**Raw records**.
----

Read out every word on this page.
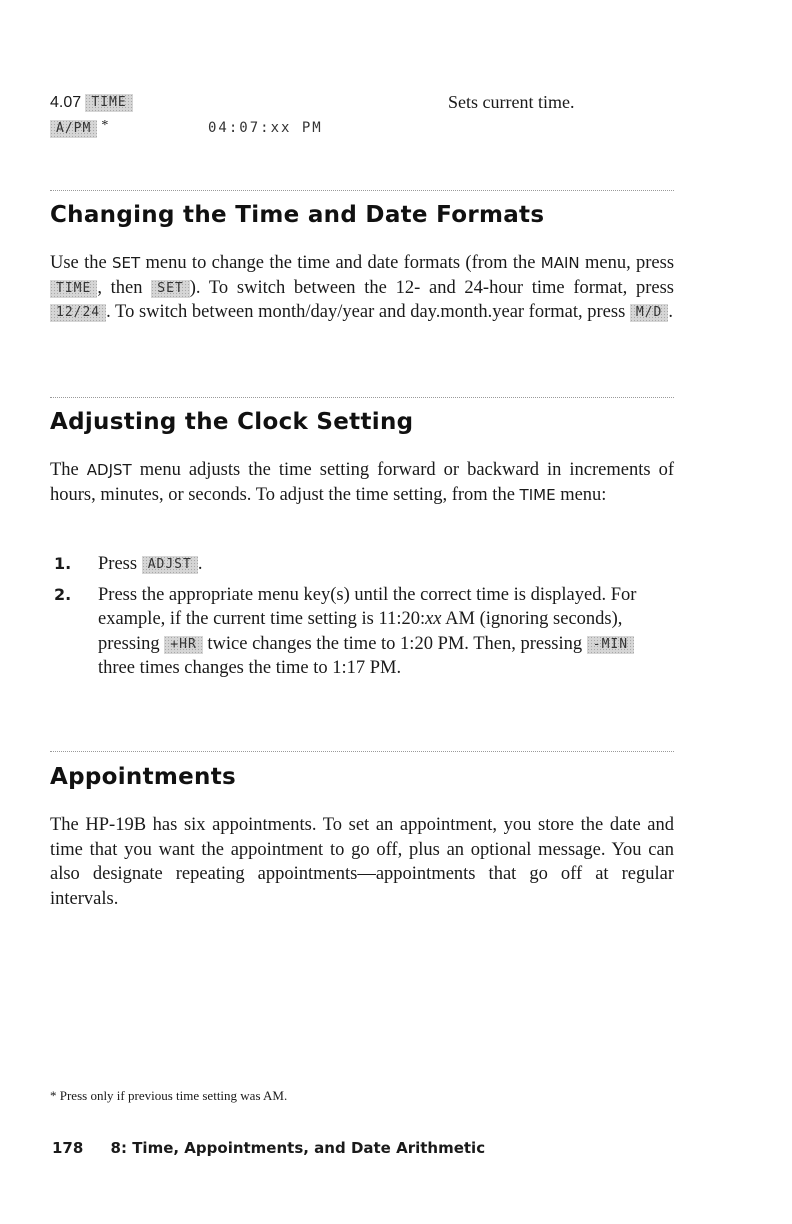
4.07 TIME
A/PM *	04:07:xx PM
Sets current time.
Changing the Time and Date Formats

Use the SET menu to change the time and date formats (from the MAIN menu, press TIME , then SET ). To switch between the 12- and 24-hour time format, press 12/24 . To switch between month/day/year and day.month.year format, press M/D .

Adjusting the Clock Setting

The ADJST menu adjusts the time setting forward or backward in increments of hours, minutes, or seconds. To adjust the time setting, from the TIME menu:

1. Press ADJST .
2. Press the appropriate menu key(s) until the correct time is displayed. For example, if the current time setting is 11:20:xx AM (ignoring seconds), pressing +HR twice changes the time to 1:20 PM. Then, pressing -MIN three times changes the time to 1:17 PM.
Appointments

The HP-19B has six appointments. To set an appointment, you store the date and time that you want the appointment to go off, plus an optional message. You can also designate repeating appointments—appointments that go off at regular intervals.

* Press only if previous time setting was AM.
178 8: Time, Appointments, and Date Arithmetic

----

**What to produce**.
Quote every record above exactly, omitting any pictures they contain.

**Complete answer**.
Read out every word on this page.
4.07 TIME
A/PM *	04:07:xx PM
Sets current time.
Changing the Time and Date Formats

Use the SET menu to change the time and date formats (from the MAIN menu, press TIME , then SET ). To switch between the 12- and 24-hour time format, press 12/24 . To switch between month/day/year and day.month.year format, press M/D .

Adjusting the Clock Setting

The ADJST menu adjusts the time setting forward or backward in increments of hours, minutes, or seconds. To adjust the time setting, from the TIME menu:

1. Press ADJST .
2. Press the appropriate menu key(s) until the correct time is displayed. For example, if the current time setting is 11:20:xx AM (ignoring seconds), pressing +HR twice changes the time to 1:20 PM. Then, pressing -MIN three times changes the time to 1:17 PM.
Appointments

The HP-19B has six appointments. To set an appointment, you store the date and time that you want the appointment to go off, plus an optional message. You can also designate repeating appointments—appointments that go off at regular intervals.

* Press only if previous time setting was AM.
178 8: Time, Appointments, and Date Arithmetic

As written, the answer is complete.